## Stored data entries
····················

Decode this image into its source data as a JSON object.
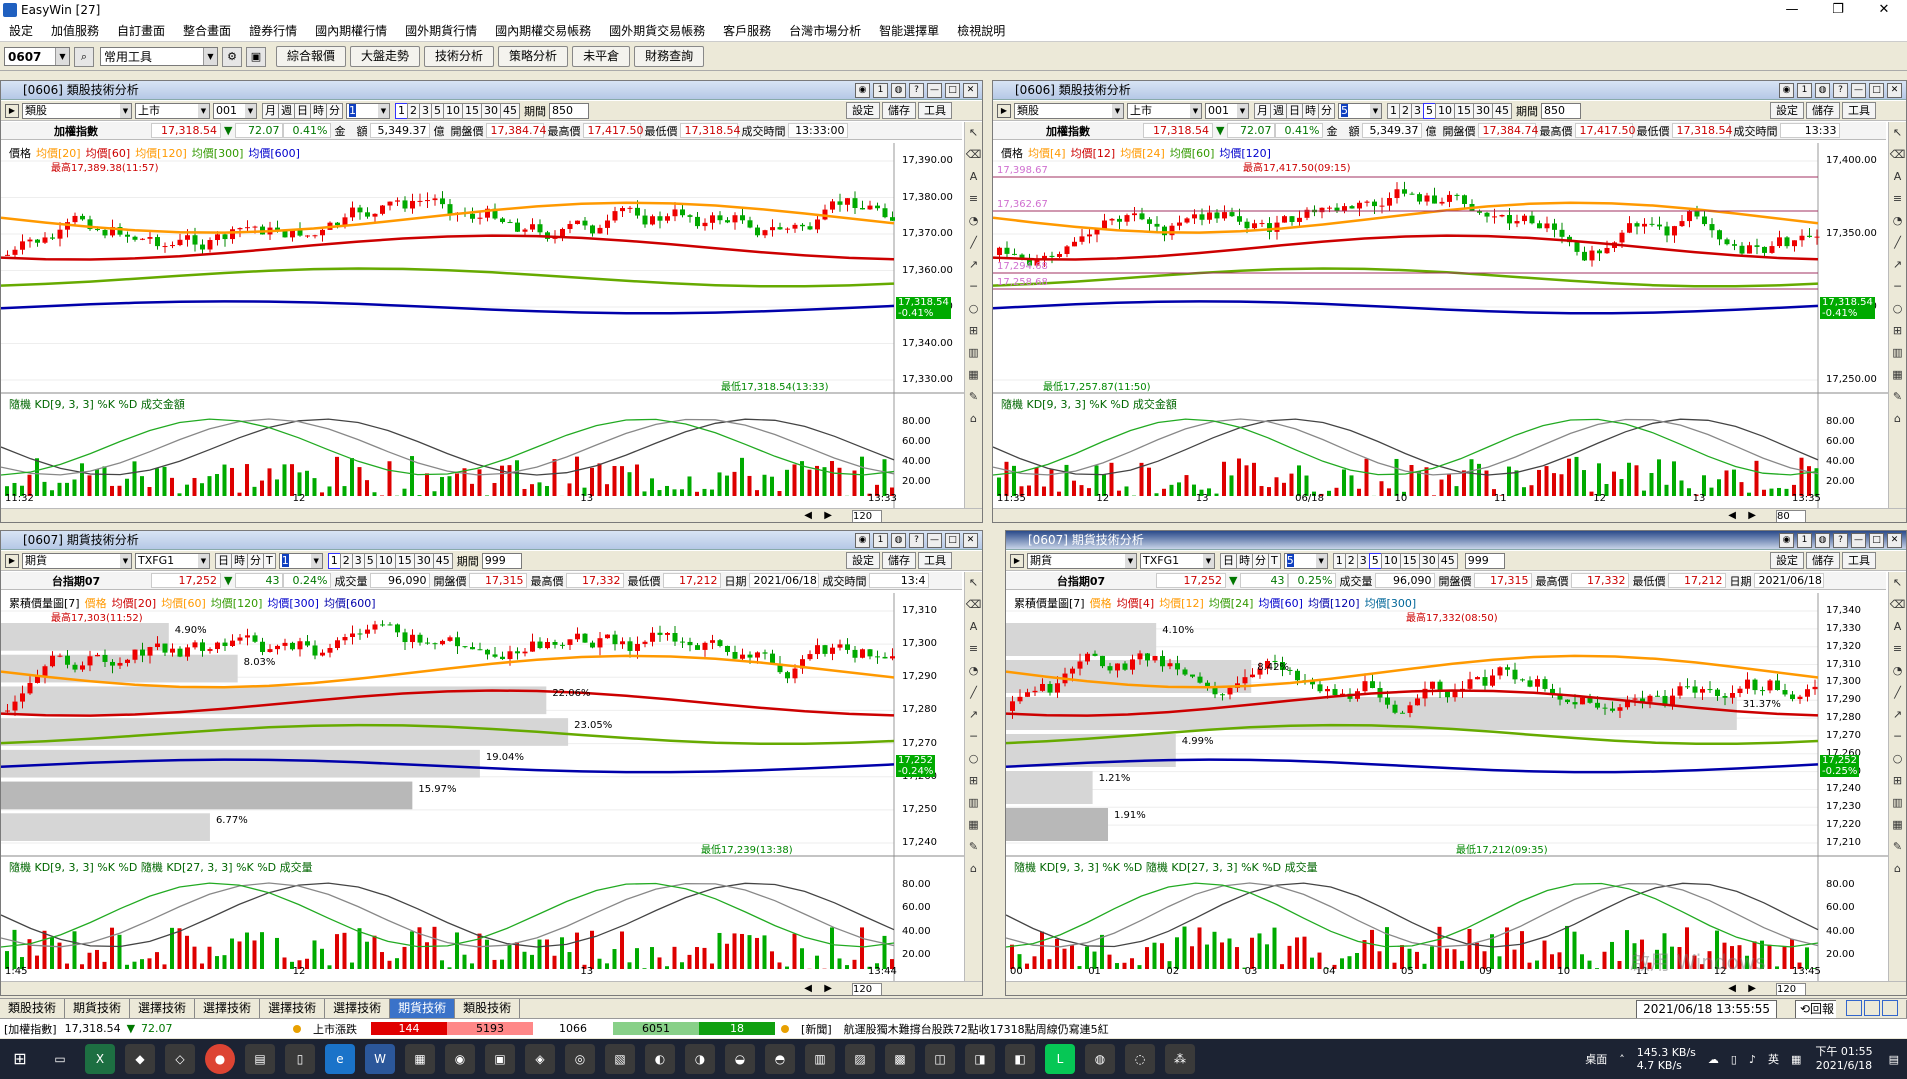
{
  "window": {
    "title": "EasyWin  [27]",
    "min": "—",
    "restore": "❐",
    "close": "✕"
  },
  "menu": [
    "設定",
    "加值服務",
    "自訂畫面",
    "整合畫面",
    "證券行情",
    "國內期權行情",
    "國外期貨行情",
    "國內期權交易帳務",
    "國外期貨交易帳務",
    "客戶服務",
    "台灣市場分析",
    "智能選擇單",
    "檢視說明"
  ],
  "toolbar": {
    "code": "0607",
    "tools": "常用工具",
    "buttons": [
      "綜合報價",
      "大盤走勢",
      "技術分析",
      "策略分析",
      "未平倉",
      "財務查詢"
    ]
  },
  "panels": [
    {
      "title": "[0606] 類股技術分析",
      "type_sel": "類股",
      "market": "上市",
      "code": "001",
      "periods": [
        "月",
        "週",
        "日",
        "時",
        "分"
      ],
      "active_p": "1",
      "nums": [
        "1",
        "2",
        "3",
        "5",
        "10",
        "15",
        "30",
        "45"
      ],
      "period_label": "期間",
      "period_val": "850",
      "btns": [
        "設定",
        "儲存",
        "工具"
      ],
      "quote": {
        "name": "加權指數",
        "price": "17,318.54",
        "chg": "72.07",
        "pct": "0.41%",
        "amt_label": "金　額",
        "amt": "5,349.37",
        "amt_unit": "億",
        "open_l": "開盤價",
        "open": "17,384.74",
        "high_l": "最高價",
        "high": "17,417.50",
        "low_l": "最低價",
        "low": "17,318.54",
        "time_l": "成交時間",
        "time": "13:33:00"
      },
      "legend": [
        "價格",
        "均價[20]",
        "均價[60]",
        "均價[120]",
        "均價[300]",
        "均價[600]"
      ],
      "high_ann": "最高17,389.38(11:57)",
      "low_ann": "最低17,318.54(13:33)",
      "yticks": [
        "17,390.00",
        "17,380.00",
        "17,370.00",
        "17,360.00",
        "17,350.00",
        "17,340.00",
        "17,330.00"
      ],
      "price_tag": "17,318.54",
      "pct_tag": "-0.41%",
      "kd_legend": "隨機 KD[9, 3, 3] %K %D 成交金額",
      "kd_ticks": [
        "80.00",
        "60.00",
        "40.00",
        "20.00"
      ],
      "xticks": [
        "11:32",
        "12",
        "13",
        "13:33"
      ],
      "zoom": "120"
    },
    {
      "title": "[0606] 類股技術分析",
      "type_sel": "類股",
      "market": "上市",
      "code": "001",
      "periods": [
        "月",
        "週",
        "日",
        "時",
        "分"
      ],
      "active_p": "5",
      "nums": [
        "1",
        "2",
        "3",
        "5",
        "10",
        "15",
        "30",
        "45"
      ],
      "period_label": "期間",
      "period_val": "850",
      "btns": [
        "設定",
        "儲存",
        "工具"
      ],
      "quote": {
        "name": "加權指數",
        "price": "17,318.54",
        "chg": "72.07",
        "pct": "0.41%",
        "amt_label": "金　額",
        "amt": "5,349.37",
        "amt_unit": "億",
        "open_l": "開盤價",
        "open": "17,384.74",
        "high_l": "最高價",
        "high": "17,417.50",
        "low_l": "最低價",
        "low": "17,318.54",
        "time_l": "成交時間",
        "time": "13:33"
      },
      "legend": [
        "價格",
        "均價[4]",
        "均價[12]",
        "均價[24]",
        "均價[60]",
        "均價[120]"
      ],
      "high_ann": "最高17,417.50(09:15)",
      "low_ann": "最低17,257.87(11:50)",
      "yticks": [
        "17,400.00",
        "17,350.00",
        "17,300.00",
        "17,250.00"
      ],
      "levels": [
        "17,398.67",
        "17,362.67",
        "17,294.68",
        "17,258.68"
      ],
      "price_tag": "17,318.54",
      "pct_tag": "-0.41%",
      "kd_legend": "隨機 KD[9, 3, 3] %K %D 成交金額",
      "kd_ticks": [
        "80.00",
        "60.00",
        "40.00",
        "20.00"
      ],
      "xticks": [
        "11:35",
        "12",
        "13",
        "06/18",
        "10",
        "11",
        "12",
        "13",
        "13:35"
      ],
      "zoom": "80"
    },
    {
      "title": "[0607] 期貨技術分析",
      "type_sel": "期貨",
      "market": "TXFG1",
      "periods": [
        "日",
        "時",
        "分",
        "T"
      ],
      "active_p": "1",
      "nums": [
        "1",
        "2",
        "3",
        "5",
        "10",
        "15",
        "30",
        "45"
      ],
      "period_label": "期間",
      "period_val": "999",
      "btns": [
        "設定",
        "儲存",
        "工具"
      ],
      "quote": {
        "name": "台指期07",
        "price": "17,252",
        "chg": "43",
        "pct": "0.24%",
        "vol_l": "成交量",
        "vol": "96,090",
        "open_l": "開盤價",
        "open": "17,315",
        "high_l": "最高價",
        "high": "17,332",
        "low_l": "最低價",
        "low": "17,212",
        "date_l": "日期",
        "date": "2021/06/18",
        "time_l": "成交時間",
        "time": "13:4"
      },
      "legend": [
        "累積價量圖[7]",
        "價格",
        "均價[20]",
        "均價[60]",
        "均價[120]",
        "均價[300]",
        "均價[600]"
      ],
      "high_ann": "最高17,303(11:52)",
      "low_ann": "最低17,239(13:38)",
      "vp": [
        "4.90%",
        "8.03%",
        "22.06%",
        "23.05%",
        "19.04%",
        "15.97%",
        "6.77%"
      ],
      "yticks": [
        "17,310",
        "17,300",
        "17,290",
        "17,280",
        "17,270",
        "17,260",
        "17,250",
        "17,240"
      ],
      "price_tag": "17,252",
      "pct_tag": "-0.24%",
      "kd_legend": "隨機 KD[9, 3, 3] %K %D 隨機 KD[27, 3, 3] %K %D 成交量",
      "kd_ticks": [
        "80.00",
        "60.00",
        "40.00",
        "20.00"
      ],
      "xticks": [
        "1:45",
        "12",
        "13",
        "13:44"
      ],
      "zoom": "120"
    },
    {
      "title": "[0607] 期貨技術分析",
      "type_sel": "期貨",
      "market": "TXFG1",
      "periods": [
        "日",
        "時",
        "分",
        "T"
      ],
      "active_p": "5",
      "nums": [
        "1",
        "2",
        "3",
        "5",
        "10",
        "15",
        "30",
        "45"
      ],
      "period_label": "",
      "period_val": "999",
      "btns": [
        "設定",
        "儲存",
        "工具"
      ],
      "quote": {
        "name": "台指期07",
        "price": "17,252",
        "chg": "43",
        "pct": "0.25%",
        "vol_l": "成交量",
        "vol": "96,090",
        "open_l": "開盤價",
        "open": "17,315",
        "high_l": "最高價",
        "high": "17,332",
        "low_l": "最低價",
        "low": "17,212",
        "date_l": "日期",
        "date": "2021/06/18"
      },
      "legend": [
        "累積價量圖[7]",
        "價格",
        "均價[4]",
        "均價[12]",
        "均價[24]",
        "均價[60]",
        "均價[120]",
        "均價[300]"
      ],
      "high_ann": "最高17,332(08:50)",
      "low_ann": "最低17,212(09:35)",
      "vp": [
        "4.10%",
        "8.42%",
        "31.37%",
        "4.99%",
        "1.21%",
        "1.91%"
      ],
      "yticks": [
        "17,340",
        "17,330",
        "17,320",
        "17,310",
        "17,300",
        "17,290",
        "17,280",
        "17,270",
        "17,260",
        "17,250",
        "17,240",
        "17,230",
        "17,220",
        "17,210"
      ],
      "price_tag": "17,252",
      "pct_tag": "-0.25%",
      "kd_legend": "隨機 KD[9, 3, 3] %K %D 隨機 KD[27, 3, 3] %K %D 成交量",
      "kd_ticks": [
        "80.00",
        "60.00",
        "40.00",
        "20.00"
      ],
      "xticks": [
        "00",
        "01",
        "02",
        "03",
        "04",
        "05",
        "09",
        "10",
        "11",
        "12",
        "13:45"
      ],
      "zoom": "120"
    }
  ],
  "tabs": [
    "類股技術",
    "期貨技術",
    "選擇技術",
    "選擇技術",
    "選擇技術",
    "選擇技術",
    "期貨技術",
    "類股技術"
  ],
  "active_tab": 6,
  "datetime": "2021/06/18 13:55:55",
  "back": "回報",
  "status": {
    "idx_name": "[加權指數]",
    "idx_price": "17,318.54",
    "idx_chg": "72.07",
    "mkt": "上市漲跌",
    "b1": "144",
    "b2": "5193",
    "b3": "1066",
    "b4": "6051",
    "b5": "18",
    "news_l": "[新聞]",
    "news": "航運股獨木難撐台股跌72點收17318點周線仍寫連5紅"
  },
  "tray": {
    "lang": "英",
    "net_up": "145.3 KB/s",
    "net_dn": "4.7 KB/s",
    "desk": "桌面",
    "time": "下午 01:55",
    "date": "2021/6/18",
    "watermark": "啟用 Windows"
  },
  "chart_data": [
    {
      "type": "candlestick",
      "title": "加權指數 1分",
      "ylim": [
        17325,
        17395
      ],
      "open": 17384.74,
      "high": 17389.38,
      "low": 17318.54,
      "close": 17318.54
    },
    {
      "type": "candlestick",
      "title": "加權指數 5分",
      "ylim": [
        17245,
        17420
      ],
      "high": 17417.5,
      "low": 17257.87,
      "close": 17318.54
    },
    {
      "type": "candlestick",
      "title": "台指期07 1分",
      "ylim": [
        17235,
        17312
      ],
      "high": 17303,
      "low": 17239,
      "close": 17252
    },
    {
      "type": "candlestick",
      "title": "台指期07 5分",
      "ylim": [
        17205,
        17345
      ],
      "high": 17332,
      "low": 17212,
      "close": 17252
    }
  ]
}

····················

## What the exercise asks
Each line that contains the string "title" counts once; say how many there are and nothing else.

## Response to this task
9